[Data entries]

· · · ·

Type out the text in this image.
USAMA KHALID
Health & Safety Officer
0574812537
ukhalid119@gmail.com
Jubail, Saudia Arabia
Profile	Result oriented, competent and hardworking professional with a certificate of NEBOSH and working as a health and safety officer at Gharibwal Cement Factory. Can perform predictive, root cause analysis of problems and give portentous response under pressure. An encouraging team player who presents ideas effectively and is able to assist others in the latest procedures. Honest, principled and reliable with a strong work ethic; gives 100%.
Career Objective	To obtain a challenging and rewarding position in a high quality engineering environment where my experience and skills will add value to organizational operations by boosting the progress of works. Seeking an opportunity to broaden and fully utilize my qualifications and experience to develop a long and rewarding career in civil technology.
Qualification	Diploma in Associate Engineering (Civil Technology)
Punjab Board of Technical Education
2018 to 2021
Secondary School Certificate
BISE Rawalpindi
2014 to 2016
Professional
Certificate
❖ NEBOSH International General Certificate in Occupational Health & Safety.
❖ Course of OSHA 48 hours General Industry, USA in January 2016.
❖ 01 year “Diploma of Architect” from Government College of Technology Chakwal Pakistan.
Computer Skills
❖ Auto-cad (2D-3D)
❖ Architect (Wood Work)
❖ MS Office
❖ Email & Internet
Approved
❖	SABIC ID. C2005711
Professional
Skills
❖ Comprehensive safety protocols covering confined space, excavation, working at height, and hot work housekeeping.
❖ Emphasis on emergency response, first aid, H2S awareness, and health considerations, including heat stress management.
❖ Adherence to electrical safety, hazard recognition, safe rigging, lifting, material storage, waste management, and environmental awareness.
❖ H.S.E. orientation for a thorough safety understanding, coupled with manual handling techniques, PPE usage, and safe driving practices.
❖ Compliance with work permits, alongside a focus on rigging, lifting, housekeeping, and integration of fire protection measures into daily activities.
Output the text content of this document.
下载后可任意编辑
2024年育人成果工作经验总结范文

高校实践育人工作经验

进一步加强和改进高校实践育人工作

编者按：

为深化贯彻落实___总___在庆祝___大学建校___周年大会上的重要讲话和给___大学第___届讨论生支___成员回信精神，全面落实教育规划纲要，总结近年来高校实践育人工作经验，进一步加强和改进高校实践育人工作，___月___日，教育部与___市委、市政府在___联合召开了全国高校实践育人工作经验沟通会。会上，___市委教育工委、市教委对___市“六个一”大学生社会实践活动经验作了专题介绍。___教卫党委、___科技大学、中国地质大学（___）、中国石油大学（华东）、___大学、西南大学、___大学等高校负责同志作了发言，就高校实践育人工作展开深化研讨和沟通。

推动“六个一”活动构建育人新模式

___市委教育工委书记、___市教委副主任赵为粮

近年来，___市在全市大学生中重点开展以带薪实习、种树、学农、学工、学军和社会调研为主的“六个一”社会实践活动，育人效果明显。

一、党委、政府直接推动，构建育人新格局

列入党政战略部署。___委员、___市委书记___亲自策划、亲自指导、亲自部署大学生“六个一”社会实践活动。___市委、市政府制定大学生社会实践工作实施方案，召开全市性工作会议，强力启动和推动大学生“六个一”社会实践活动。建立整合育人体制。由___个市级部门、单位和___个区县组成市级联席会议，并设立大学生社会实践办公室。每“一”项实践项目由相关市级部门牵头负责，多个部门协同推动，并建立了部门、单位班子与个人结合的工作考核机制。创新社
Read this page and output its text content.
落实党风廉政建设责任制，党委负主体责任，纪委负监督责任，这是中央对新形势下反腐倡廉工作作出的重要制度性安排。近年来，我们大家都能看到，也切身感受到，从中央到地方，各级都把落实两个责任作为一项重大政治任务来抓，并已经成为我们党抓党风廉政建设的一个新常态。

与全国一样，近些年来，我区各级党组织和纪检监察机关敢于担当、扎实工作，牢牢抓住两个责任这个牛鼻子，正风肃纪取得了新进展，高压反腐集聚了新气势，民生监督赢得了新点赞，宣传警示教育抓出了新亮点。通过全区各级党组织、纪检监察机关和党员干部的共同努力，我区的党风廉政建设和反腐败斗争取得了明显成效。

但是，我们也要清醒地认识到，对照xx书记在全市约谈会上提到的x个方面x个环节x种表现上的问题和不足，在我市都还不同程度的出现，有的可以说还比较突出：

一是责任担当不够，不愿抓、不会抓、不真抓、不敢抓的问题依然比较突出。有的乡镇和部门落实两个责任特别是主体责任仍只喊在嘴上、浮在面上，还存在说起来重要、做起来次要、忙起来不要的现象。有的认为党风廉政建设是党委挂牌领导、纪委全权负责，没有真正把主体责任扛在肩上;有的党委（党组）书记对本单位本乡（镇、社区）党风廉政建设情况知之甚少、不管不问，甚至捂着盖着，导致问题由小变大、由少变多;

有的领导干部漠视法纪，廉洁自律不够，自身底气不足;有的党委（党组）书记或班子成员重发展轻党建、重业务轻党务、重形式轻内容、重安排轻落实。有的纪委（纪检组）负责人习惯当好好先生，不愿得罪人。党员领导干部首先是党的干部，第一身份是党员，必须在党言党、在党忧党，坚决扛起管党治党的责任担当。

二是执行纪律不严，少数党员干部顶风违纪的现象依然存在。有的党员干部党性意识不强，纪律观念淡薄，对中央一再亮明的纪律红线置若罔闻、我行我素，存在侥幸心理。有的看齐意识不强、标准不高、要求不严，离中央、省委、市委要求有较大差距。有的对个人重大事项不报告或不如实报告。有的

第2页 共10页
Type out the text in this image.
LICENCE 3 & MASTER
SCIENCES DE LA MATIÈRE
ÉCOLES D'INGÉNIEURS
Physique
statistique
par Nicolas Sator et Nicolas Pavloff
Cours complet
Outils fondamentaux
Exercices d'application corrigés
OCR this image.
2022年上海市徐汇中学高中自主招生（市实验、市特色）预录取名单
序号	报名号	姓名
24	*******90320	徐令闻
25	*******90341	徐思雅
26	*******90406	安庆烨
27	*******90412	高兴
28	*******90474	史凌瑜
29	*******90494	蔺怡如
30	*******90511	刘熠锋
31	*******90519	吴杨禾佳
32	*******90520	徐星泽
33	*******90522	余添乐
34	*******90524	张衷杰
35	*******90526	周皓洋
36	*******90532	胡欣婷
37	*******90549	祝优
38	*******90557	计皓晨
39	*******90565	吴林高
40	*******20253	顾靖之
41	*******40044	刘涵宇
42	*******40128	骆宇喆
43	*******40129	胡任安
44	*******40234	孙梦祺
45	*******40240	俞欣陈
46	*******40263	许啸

· · · ·

Extract all of the data above and output it character for character.

#### [Answer for the task]
Type out the text in this image.
USAMA KHALID
Health & Safety Officer
0574812537
ukhalid119@gmail.com
Jubail, Saudia Arabia
Profile	Result oriented, competent and hardworking professional with a certificate of NEBOSH and working as a health and safety officer at Gharibwal Cement Factory. Can perform predictive, root cause analysis of problems and give portentous response under pressure. An encouraging team player who presents ideas effectively and is able to assist others in the latest procedures. Honest, principled and reliable with a strong work ethic; gives 100%.
Career Objective	To obtain a challenging and rewarding position in a high quality engineering environment where my experience and skills will add value to organizational operations by boosting the progress of works. Seeking an opportunity to broaden and fully utilize my qualifications and experience to develop a long and rewarding career in civil technology.
Qualification	Diploma in Associate Engineering (Civil Technology)
Punjab Board of Technical Education
2018 to 2021
Secondary School Certificate
BISE Rawalpindi
2014 to 2016
Professional
Certificate
❖ NEBOSH International General Certificate in Occupational Health & Safety.
❖ Course of OSHA 48 hours General Industry, USA in January 2016.
❖ 01 year “Diploma of Architect” from Government College of Technology Chakwal Pakistan.
Computer Skills
❖ Auto-cad (2D-3D)
❖ Architect (Wood Work)
❖ MS Office
❖ Email & Internet
Approved
❖	SABIC ID. C2005711
Professional
Skills
❖ Comprehensive safety protocols covering confined space, excavation, working at height, and hot work housekeeping.
❖ Emphasis on emergency response, first aid, H2S awareness, and health considerations, including heat stress management.
❖ Adherence to electrical safety, hazard recognition, safe rigging, lifting, material storage, waste management, and environmental awareness.
❖ H.S.E. orientation for a thorough safety understanding, coupled with manual handling techniques, PPE usage, and safe driving practices.
❖ Compliance with work permits, alongside a focus on rigging, lifting, housekeeping, and integration of fire protection measures into daily activities.
Output the text content of this document.
下载后可任意编辑
2024年育人成果工作经验总结范文

高校实践育人工作经验

进一步加强和改进高校实践育人工作

编者按：

为深化贯彻落实___总___在庆祝___大学建校___周年大会上的重要讲话和给___大学第___届讨论生支___成员回信精神，全面落实教育规划纲要，总结近年来高校实践育人工作经验，进一步加强和改进高校实践育人工作，___月___日，教育部与___市委、市政府在___联合召开了全国高校实践育人工作经验沟通会。会上，___市委教育工委、市教委对___市“六个一”大学生社会实践活动经验作了专题介绍。___教卫党委、___科技大学、中国地质大学（___）、中国石油大学（华东）、___大学、西南大学、___大学等高校负责同志作了发言，就高校实践育人工作展开深化研讨和沟通。

推动“六个一”活动构建育人新模式

___市委教育工委书记、___市教委副主任赵为粮

近年来，___市在全市大学生中重点开展以带薪实习、种树、学农、学工、学军和社会调研为主的“六个一”社会实践活动，育人效果明显。

一、党委、政府直接推动，构建育人新格局

列入党政战略部署。___委员、___市委书记___亲自策划、亲自指导、亲自部署大学生“六个一”社会实践活动。___市委、市政府制定大学生社会实践工作实施方案，召开全市性工作会议，强力启动和推动大学生“六个一”社会实践活动。建立整合育人体制。由___个市级部门、单位和___个区县组成市级联席会议，并设立大学生社会实践办公室。每“一”项实践项目由相关市级部门牵头负责，多个部门协同推动，并建立了部门、单位班子与个人结合的工作考核机制。创新社
Read this page and output its text content.
落实党风廉政建设责任制，党委负主体责任，纪委负监督责任，这是中央对新形势下反腐倡廉工作作出的重要制度性安排。近年来，我们大家都能看到，也切身感受到，从中央到地方，各级都把落实两个责任作为一项重大政治任务来抓，并已经成为我们党抓党风廉政建设的一个新常态。

与全国一样，近些年来，我区各级党组织和纪检监察机关敢于担当、扎实工作，牢牢抓住两个责任这个牛鼻子，正风肃纪取得了新进展，高压反腐集聚了新气势，民生监督赢得了新点赞，宣传警示教育抓出了新亮点。通过全区各级党组织、纪检监察机关和党员干部的共同努力，我区的党风廉政建设和反腐败斗争取得了明显成效。

但是，我们也要清醒地认识到，对照xx书记在全市约谈会上提到的x个方面x个环节x种表现上的问题和不足，在我市都还不同程度的出现，有的可以说还比较突出：

一是责任担当不够，不愿抓、不会抓、不真抓、不敢抓的问题依然比较突出。有的乡镇和部门落实两个责任特别是主体责任仍只喊在嘴上、浮在面上，还存在说起来重要、做起来次要、忙起来不要的现象。有的认为党风廉政建设是党委挂牌领导、纪委全权负责，没有真正把主体责任扛在肩上;有的党委（党组）书记对本单位本乡（镇、社区）党风廉政建设情况知之甚少、不管不问，甚至捂着盖着，导致问题由小变大、由少变多;

有的领导干部漠视法纪，廉洁自律不够，自身底气不足;有的党委（党组）书记或班子成员重发展轻党建、重业务轻党务、重形式轻内容、重安排轻落实。有的纪委（纪检组）负责人习惯当好好先生，不愿得罪人。党员领导干部首先是党的干部，第一身份是党员，必须在党言党、在党忧党，坚决扛起管党治党的责任担当。

二是执行纪律不严，少数党员干部顶风违纪的现象依然存在。有的党员干部党性意识不强，纪律观念淡薄，对中央一再亮明的纪律红线置若罔闻、我行我素，存在侥幸心理。有的看齐意识不强、标准不高、要求不严，离中央、省委、市委要求有较大差距。有的对个人重大事项不报告或不如实报告。有的

第2页 共10页
Type out the text in this image.
LICENCE 3 & MASTER
SCIENCES DE LA MATIÈRE
ÉCOLES D'INGÉNIEURS
Physique
statistique
par Nicolas Sator et Nicolas Pavloff
Cours complet
Outils fondamentaux
Exercices d'application corrigés
OCR this image.
2022年上海市徐汇中学高中自主招生（市实验、市特色）预录取名单
序号	报名号	姓名
24	*******90320	徐令闻
25	*******90341	徐思雅
26	*******90406	安庆烨
27	*******90412	高兴
28	*******90474	史凌瑜
29	*******90494	蔺怡如
30	*******90511	刘熠锋
31	*******90519	吴杨禾佳
32	*******90520	徐星泽
33	*******90522	余添乐
34	*******90524	张衷杰
35	*******90526	周皓洋
36	*******90532	胡欣婷
37	*******90549	祝优
38	*******90557	计皓晨
39	*******90565	吴林高
40	*******20253	顾靖之
41	*******40044	刘涵宇
42	*******40128	骆宇喆
43	*******40129	胡任安
44	*******40234	孙梦祺
45	*******40240	俞欣陈
46	*******40263	许啸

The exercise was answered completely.